Selon l’article 38 du nouveau Code les enfants d’âge scolaire peuvent travailler avec une autorisation spéciale du juge des enfants, à condition que leur activité soit compatible avec la fréquentation assidue de l’école et qu’elle ne soit, en aucune manière, préjudiciable à l’enfant.

Une politique plus radicale en matière de travail des enfants a été élaboré dans le plan d’action du Conseil National pour les Mineurs et la Famille (Consejo Nacional para el Menor y la Familia), un organisme multisectoriel crée par le gouvernement central dans le but de coordonner l’action en faveur des enfants. L’un des objectifs de ce plan est de « promouvoir, coordonner et renforcer les mesures visant à assister, protéger et former les travailleurs mineurs ».

Le plan énumère un certain nombre de mesures qui s’imposent pour atteindre cet objectif : adapter la législation à la réalité du pays, assurer une meilleure couverture sociale pour les mineurs, créer, pour les enfants, des systèmes de contrôle de la santé et de l’hygiène en milieu professionnel, s’assurer au moyen d’inspections que la législation en matière de travail des enfants est appliquée, élaborer des programmes de formation pour les enfants travailleurs et promouvoir la participation des mineurs à des activités génératrices de revenus dans le cadre de programmes pilotes. Toutefois, cette politique n’a pas encore été mise en oeuvre.

En réalité, l’Etat ne se préoccupe pas de réglementer le travail salarié ou semi salarié des enfants ; il considère que le travail familial, le travail non rémunéré, le travail indépendant et toutes les activités dites “non structurées” ne relèvent pas de sa compétence. Son action se limite aux grandes entreprises commerciales ou industrielles du secteur structuré en zone urbaine. Il ne tente pas de contrôler les innombrables petites entreprises en zone urbaine et il intervient encore moins en zone rurale.

Le problème est que, comme nous l’avons mentionné, dans une économie double telle que celle du Pérou, seul un très petit nombre d’adolescents travaillent en tant que salariés dans l’industrie ou le commerce et y sont dûment autorisés.

La main-d’œuvre enfantine se concentre dans le secteur non structuré et dans l’agriculture et de ce fait la grande majorité des travailleurs enfants du pays ne sont pas visés par la loi.

Cette situation représente un obstacle majeur pour les enfants qui font les petits métiers de la rue, pour les domestiques et les travailleurs du secteur non structuré de l’industrie et des services en zone urbaine, car nombre d’entre eux travaillent dans des conditions extrêmement difficiles et ont un besoin urgent de protection. Au Pérou, lorsque les enfants travaillent clandestinement, les autorités sont contraintes soit d’ignorer leur existence, soit de prendre des mesures qui se traduiront par leur retrait du marché du travail.

La législation en matière de protection de l’enfance stipule qu’il convient de sauver en priorité les enfants qui sont en situation “irrégulière”. Cela signifie que la réinsertion des enfants qui sont dans des situations extrêmes prime sur la promotion de la protection de l’enfance en général.

**DONNÉES FOURNIES:**

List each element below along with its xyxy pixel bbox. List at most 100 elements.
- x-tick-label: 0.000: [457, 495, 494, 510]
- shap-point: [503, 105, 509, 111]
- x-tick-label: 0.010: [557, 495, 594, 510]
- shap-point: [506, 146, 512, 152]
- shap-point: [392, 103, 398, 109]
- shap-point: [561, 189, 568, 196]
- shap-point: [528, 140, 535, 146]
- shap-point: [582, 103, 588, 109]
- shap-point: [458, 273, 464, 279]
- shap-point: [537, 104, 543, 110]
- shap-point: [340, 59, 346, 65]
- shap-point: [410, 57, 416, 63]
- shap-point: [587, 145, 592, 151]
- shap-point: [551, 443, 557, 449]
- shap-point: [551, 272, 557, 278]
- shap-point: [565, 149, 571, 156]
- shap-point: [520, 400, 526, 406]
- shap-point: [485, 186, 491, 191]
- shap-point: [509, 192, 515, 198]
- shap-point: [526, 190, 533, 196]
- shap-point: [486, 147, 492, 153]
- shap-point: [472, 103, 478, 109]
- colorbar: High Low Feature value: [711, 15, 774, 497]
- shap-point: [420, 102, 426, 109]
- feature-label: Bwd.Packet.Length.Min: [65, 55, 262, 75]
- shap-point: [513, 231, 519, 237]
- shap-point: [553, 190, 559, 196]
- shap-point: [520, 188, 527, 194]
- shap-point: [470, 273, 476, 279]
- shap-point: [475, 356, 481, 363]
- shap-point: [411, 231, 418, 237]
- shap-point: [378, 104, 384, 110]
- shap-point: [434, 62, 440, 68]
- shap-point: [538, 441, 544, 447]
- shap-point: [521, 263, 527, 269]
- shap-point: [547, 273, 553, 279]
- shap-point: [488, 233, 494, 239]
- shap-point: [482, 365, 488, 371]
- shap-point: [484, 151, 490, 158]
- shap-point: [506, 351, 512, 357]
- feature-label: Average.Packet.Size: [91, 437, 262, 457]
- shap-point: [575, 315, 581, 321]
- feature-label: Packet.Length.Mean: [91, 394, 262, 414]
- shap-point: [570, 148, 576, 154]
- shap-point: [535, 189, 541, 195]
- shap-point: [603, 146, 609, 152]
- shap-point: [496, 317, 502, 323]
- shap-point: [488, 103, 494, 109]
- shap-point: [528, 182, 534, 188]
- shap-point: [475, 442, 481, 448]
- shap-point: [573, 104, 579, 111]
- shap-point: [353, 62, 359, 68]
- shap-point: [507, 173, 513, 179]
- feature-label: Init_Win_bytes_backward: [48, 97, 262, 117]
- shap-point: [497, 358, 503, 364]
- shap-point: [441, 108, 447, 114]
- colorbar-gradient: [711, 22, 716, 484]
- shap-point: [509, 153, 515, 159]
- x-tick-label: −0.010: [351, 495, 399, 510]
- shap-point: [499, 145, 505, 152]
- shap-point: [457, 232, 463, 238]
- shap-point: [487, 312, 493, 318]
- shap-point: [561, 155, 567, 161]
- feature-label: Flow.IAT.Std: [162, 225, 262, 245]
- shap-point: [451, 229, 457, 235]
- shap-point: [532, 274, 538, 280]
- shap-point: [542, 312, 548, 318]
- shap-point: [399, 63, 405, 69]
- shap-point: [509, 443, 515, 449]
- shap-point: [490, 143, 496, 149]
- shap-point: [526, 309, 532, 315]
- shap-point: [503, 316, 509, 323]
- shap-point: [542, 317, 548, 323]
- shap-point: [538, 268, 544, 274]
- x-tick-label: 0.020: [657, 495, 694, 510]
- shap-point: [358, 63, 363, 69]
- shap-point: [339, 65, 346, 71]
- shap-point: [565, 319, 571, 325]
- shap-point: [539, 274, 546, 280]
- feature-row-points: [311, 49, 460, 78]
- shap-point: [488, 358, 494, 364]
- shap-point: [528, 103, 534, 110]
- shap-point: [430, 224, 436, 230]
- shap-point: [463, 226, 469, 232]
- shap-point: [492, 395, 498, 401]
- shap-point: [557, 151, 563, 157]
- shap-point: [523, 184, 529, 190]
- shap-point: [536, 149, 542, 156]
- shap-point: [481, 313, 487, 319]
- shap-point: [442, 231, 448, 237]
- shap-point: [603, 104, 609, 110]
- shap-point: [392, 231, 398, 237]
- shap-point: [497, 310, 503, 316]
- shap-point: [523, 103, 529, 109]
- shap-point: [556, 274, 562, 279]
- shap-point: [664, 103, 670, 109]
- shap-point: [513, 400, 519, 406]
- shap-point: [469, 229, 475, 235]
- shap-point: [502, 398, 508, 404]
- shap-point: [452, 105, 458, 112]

**CONSIGNES:**
1 – Dans le texte sur le travail des enfants au Pérou, remplacez « priorité » par « premier lieu » et recopiez le passage qui commence par « La législation en matière de protection » et se poursuit jusqu'à « l’enfance en général. ».
2 – D'après le texte sur le travail des enfants au Pérou, quelles sont toutes les mesures que le plan du Conseil National pour les Mineurs et la Famille juge nécessaires pour atteindre son objectif ?
3 – Poursuivez le texte sur le travail des enfants au Pérou après sa dernière phrase.

**RÉPONSES:**
1 –
La législation en matière de protection de l’enfance stipule qu’il convient de sauver en premier lieu les enfants qui sont en situation “irrégulière”. Cela signifie que la réinsertion des enfants qui sont dans des situations extrêmes prime sur la promotion de la protection de l’enfance en général.

2 –
- Adapter la législation à la réalité du pays.
- Assurer une meilleure couverture sociale pour les mineurs.
- Créer, pour les enfants, des systèmes de contrôle de la santé et de l'hygiène en milieu professionnel.
- S'assurer au moyen d'inspections que la législation en matière de travail des enfants est appliquée.
- Élaborer des programmes de formation pour les enfants travailleurs.
- Promouvoir la participation des mineurs à des activités génératrices de revenus dans le cadre de programmes pilotes.

3 –
Selon la loi, les enfants en danger sont ceux que l’on trouve « moralement » ou « physiquement » abandonnés, ou ceux qui ont commis des actes « antisociaux ». Les enfants qui font les métiers de la rue sont considérés automatiquement comme étant en danger – dans un état d’abandon moral ou physique – et sont, par conséquent, du ressort du juge pour enfants.

D’après la politique relative à la protection de l’enfance, la présence d’enfants dans la rue, même pour ceux qui font les petits métiers, est une preuve de la défaillance des parents et des tuteurs en matière d’éducation (Bequele et Boyden, 1990, p. 334).

Ainsi, les enfants qui font les petits métiers de la rue (dans le commerce ou les services) sont souvent mis en détention par les autorités et présentés au juge pour enfants en tant qu’auteurs d’actes antisociaux, pour cause de vagabondage ou de délinquance. Les enfants en situation irrégulière sont normalement mis sous mandat de dépôt. Cela signifie malheureusement que ces jeunes travailleurs de la rue peuvent être retirés de leur famille et placés en détention.

VIII. Conclusions

Le cadre national présenté ci-dessus montre clairement que la situation des enfants qui travaillent au Pérou est le reflet de l’évolution historique, socioculturelle, socioéconomique, et socio-politique du pays.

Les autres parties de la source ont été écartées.